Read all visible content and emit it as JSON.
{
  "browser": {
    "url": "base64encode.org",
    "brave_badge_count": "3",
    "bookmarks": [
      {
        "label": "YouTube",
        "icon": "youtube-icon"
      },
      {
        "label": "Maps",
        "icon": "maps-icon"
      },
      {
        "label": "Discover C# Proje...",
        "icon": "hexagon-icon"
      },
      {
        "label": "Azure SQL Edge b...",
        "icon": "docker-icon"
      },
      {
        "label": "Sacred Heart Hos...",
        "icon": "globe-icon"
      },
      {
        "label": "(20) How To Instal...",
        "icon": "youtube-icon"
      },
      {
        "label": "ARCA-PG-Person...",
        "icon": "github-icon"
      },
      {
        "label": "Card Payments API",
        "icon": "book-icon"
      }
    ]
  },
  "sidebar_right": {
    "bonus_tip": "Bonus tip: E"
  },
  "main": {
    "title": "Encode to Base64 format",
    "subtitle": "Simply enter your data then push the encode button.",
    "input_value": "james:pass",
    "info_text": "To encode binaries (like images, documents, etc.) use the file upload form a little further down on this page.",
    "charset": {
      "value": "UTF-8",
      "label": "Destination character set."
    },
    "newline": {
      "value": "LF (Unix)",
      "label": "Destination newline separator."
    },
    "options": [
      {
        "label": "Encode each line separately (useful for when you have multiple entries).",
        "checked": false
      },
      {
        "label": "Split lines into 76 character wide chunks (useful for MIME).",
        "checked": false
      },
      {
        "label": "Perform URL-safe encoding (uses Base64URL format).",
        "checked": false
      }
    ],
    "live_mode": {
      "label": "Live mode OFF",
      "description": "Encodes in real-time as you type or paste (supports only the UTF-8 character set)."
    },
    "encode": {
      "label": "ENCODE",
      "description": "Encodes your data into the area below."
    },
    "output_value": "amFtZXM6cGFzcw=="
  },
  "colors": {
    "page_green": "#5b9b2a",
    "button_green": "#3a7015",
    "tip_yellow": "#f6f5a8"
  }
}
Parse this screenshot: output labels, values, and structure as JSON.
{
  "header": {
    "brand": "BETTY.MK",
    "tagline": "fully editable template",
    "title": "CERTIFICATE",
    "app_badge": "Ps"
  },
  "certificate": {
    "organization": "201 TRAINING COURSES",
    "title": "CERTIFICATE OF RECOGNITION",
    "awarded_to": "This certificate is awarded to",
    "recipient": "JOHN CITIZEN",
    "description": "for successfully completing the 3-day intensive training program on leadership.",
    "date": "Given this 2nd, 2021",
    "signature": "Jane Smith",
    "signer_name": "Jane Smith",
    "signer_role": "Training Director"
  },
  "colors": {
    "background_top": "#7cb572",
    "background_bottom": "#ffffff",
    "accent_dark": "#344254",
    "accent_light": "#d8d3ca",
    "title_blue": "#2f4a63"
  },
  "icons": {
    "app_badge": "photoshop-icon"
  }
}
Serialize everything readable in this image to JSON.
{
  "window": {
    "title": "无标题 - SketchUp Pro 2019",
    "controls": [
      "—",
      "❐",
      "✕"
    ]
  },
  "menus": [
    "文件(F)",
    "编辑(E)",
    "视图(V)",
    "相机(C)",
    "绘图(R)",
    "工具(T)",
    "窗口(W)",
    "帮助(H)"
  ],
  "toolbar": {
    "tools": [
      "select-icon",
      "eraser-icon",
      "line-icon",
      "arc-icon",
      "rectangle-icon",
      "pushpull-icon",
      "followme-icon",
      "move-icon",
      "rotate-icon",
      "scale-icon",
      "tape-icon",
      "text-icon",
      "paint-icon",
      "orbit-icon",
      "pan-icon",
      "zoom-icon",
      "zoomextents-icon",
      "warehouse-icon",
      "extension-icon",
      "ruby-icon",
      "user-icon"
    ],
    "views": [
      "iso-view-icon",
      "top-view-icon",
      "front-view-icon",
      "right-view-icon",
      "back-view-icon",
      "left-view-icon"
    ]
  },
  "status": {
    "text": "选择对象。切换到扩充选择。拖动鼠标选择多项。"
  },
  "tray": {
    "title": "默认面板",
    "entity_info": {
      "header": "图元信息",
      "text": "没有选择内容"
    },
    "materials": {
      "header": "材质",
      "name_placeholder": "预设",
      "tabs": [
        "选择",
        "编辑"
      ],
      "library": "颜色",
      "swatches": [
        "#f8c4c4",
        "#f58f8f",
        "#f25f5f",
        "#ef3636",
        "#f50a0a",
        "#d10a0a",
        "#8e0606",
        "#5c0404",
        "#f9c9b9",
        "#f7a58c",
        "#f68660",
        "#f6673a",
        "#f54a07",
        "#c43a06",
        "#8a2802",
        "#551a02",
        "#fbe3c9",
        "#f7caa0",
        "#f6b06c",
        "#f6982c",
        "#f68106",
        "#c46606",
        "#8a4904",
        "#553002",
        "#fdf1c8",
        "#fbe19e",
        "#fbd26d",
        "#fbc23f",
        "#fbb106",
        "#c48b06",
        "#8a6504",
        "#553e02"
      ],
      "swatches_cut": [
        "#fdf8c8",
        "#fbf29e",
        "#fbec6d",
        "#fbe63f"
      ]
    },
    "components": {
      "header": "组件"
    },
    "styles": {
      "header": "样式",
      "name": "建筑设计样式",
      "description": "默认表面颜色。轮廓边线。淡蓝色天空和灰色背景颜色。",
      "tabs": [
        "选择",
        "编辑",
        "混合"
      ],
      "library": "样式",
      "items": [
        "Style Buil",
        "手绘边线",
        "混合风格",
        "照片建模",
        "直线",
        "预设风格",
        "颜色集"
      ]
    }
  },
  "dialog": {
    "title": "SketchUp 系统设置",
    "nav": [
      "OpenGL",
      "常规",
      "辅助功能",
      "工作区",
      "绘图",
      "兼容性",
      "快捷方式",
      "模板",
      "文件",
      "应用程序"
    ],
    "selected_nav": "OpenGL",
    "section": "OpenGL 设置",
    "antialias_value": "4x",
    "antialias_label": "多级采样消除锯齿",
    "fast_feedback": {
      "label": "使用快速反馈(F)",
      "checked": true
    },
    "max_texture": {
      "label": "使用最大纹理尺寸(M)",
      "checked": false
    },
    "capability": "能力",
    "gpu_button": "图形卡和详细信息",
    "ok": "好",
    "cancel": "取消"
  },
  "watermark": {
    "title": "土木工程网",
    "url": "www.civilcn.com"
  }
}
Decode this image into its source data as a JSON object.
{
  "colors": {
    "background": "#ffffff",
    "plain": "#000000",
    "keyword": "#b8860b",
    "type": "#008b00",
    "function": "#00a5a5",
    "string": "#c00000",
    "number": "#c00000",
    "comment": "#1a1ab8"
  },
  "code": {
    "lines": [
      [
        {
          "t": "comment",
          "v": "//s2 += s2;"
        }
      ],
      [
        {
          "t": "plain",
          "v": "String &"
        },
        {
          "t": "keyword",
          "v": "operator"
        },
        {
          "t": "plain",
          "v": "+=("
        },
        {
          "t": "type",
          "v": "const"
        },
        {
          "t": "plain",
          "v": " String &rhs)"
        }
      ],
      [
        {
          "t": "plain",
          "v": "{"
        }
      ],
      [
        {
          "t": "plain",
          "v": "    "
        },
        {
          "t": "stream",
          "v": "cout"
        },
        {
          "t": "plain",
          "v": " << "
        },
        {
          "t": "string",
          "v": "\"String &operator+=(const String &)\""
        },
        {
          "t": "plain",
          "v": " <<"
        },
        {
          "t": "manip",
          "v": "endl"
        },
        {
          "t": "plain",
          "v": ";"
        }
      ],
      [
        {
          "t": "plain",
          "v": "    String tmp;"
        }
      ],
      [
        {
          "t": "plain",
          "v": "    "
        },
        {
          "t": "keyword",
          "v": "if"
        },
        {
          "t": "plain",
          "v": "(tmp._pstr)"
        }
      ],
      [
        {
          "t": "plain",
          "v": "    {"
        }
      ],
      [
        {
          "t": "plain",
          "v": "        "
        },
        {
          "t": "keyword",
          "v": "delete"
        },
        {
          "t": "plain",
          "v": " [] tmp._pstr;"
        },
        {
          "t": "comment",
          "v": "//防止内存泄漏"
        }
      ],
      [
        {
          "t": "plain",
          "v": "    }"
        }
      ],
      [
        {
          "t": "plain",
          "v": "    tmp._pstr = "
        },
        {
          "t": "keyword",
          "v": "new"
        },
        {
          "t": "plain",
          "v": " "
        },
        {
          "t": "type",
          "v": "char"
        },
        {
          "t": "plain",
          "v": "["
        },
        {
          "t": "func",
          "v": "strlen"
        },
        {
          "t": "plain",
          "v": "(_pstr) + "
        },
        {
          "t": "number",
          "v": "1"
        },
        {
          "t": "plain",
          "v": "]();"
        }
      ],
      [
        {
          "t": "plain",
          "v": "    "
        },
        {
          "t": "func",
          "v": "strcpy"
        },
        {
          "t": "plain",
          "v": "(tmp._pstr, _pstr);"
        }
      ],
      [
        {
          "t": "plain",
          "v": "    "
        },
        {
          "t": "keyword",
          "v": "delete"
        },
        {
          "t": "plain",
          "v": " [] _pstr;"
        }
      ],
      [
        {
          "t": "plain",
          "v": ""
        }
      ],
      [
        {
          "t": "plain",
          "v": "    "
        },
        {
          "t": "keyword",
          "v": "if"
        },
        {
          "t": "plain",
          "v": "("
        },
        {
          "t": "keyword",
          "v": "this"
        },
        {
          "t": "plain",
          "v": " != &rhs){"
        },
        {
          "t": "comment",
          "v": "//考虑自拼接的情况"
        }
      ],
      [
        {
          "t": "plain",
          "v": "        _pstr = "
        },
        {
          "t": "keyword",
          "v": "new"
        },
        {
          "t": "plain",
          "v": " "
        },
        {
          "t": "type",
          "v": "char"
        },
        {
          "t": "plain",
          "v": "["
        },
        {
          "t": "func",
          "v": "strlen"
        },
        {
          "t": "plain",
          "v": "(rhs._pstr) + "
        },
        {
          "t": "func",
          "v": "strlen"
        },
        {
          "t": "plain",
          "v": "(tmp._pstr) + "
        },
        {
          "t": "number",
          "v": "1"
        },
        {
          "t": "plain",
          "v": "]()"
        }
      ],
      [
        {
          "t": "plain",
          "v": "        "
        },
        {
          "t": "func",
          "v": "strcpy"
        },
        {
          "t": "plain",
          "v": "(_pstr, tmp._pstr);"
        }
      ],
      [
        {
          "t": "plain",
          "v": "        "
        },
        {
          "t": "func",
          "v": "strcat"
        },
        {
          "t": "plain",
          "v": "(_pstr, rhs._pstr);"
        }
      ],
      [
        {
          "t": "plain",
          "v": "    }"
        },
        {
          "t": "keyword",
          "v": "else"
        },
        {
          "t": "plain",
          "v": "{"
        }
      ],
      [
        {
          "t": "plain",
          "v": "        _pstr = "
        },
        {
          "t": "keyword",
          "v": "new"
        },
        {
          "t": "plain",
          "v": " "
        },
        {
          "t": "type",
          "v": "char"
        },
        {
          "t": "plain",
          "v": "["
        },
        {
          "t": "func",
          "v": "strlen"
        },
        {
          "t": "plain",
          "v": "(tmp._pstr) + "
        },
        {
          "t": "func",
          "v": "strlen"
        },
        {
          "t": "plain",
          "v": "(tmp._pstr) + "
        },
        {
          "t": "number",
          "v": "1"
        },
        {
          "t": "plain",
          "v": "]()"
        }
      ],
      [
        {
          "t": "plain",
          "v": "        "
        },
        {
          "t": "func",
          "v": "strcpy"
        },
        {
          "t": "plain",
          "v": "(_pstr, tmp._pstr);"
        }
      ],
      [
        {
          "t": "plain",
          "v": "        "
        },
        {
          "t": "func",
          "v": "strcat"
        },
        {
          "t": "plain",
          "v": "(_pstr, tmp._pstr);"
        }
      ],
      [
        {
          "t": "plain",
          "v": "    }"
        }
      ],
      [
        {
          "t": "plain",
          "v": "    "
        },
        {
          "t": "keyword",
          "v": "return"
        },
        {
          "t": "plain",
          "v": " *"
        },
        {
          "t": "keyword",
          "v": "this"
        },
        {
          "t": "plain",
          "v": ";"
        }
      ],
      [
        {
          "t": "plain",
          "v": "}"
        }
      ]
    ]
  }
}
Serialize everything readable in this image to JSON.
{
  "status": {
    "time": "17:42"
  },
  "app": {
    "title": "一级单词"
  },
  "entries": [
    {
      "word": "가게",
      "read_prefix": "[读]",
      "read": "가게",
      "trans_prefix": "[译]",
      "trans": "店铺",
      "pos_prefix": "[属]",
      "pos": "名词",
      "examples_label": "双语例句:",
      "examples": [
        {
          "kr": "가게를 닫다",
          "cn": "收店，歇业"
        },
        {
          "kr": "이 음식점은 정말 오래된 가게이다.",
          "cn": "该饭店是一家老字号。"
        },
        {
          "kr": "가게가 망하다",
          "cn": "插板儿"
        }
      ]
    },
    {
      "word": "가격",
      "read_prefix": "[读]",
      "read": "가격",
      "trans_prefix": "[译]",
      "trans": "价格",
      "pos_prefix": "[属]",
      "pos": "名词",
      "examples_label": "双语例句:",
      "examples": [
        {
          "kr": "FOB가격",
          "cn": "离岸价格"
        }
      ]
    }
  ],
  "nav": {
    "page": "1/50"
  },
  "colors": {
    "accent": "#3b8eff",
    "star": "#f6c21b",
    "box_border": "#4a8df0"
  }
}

**WHAT YOU ARE ASKED TO DO**
Copy out all lines above that include the string "data".

**TASK RESPONSE**
    "subtitle": "Simply enter your data then push the encode button.",
      "description": "Encodes your data into the area below."
Decode this image into its source data as a JSON object.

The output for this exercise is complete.